WHAT YOU ARE ASKED TO DO:
Reproduce every line of the material below, but drop the pictures.

Data records:
══════════

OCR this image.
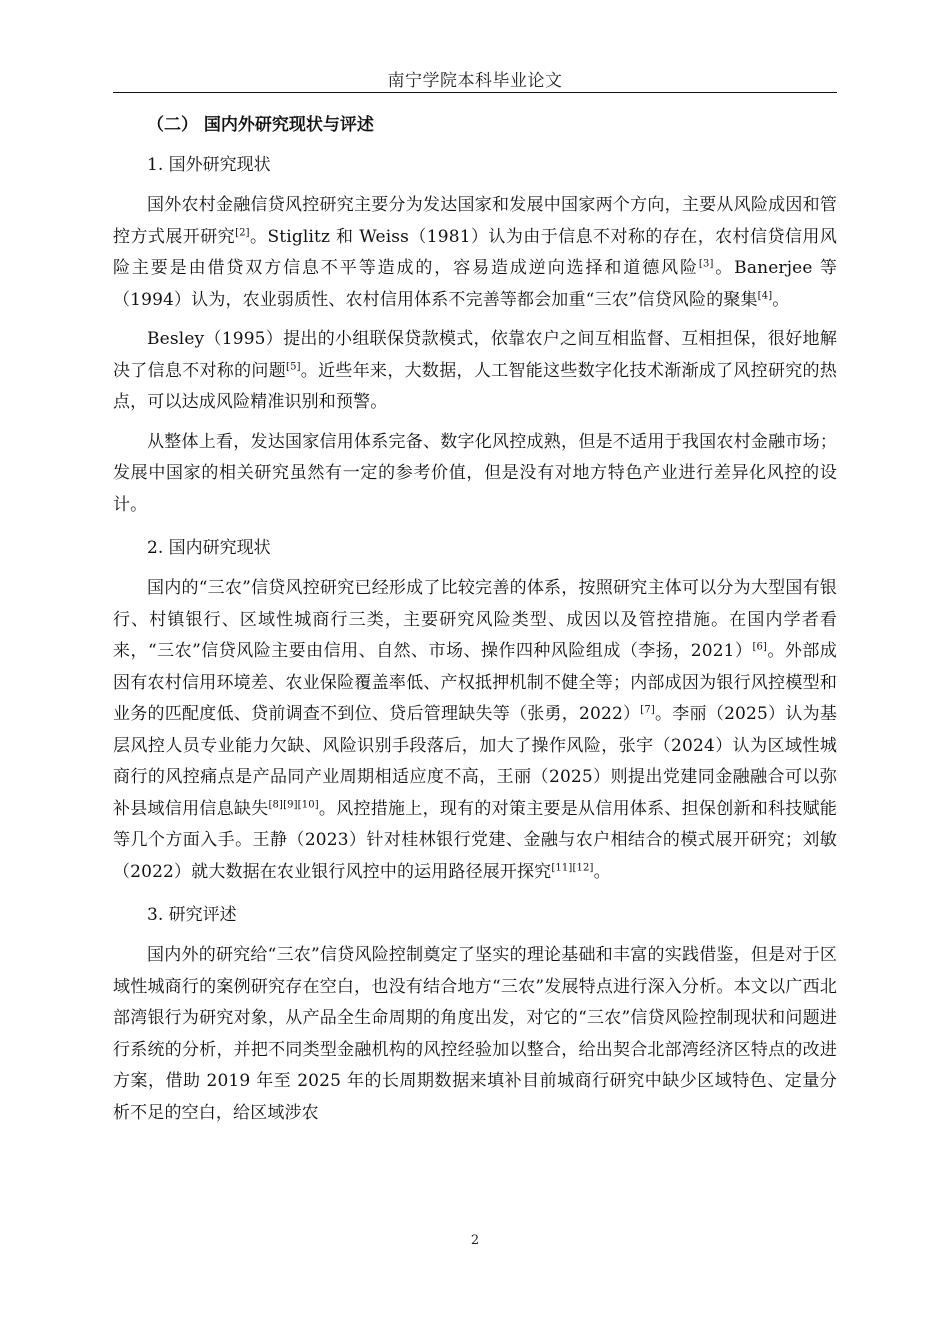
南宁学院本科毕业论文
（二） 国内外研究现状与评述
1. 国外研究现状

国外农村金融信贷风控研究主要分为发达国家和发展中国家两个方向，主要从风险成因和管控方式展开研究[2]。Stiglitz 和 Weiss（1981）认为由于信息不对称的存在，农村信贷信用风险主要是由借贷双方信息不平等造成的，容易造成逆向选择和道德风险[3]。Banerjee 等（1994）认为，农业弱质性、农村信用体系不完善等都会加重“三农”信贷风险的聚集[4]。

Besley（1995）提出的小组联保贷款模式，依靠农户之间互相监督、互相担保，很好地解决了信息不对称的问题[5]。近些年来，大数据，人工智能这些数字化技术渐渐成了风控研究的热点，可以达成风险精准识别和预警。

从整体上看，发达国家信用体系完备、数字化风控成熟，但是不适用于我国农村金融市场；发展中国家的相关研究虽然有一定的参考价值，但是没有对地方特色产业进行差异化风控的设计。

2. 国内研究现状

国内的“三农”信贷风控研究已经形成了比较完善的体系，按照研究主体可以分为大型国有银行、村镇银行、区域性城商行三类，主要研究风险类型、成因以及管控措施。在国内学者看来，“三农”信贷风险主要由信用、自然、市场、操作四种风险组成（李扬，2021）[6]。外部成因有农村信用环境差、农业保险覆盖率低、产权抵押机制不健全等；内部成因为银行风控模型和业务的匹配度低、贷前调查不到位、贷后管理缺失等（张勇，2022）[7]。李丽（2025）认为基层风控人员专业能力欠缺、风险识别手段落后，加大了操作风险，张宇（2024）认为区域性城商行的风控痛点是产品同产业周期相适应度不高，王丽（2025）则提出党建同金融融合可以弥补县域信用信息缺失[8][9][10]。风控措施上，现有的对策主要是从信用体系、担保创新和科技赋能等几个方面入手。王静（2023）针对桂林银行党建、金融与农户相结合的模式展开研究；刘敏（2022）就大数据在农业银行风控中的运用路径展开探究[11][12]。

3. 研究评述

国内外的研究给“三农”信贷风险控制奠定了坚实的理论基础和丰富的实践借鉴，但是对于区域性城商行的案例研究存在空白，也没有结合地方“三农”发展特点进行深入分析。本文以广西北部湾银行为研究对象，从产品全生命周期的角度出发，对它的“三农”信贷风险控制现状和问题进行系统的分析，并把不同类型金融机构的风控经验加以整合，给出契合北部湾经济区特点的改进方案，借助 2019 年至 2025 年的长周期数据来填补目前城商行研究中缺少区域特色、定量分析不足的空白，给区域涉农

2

══════════

ANSWER BELOW:
OCR this image.
南宁学院本科毕业论文
（二） 国内外研究现状与评述
1. 国外研究现状

国外农村金融信贷风控研究主要分为发达国家和发展中国家两个方向，主要从风险成因和管控方式展开研究[2]。Stiglitz 和 Weiss（1981）认为由于信息不对称的存在，农村信贷信用风险主要是由借贷双方信息不平等造成的，容易造成逆向选择和道德风险[3]。Banerjee 等（1994）认为，农业弱质性、农村信用体系不完善等都会加重“三农”信贷风险的聚集[4]。

Besley（1995）提出的小组联保贷款模式，依靠农户之间互相监督、互相担保，很好地解决了信息不对称的问题[5]。近些年来，大数据，人工智能这些数字化技术渐渐成了风控研究的热点，可以达成风险精准识别和预警。

从整体上看，发达国家信用体系完备、数字化风控成熟，但是不适用于我国农村金融市场；发展中国家的相关研究虽然有一定的参考价值，但是没有对地方特色产业进行差异化风控的设计。

2. 国内研究现状

国内的“三农”信贷风控研究已经形成了比较完善的体系，按照研究主体可以分为大型国有银行、村镇银行、区域性城商行三类，主要研究风险类型、成因以及管控措施。在国内学者看来，“三农”信贷风险主要由信用、自然、市场、操作四种风险组成（李扬，2021）[6]。外部成因有农村信用环境差、农业保险覆盖率低、产权抵押机制不健全等；内部成因为银行风控模型和业务的匹配度低、贷前调查不到位、贷后管理缺失等（张勇，2022）[7]。李丽（2025）认为基层风控人员专业能力欠缺、风险识别手段落后，加大了操作风险，张宇（2024）认为区域性城商行的风控痛点是产品同产业周期相适应度不高，王丽（2025）则提出党建同金融融合可以弥补县域信用信息缺失[8][9][10]。风控措施上，现有的对策主要是从信用体系、担保创新和科技赋能等几个方面入手。王静（2023）针对桂林银行党建、金融与农户相结合的模式展开研究；刘敏（2022）就大数据在农业银行风控中的运用路径展开探究[11][12]。

3. 研究评述

国内外的研究给“三农”信贷风险控制奠定了坚实的理论基础和丰富的实践借鉴，但是对于区域性城商行的案例研究存在空白，也没有结合地方“三农”发展特点进行深入分析。本文以广西北部湾银行为研究对象，从产品全生命周期的角度出发，对它的“三农”信贷风险控制现状和问题进行系统的分析，并把不同类型金融机构的风控经验加以整合，给出契合北部湾经济区特点的改进方案，借助 2019 年至 2025 年的长周期数据来填补目前城商行研究中缺少区域特色、定量分析不足的空白，给区域涉农

2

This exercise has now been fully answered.